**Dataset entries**
•••
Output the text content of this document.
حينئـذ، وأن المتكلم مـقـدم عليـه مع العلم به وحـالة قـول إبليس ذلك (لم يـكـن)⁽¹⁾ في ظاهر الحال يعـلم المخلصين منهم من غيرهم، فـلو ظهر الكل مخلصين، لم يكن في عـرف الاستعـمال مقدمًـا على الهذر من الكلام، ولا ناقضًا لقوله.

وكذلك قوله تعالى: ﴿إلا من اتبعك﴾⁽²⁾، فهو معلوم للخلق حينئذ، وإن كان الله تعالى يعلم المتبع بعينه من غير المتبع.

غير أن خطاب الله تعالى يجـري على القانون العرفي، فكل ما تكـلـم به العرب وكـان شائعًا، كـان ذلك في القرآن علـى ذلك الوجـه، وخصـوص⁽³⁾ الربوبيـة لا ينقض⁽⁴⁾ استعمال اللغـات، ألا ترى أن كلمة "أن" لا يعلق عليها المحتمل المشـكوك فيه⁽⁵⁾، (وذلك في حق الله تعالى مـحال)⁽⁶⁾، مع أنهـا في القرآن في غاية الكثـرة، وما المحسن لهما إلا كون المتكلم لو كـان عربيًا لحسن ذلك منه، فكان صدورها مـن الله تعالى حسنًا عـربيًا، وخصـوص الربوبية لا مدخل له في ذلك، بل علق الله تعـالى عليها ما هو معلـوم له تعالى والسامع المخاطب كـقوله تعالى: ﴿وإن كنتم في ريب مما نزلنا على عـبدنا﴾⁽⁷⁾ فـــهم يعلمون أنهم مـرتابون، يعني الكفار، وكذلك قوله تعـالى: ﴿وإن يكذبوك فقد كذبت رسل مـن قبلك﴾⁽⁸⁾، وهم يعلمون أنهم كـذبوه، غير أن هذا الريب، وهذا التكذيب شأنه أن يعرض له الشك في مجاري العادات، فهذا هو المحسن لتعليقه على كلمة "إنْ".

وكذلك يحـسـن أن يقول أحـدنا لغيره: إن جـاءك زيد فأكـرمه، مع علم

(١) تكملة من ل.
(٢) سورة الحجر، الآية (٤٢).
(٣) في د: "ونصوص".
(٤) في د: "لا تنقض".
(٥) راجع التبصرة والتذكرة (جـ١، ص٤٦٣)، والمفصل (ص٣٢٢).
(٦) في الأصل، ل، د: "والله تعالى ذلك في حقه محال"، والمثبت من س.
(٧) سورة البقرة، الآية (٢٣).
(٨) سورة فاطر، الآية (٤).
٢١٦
•••
**Stated goal**
Pick out and copy the lines of the material that include the word "سورة".

**Answer to this problem**
(٢) سورة الحجر، الآية (٤٢).
(٧) سورة البقرة، الآية (٢٣).
(٨) سورة فاطر، الآية (٤).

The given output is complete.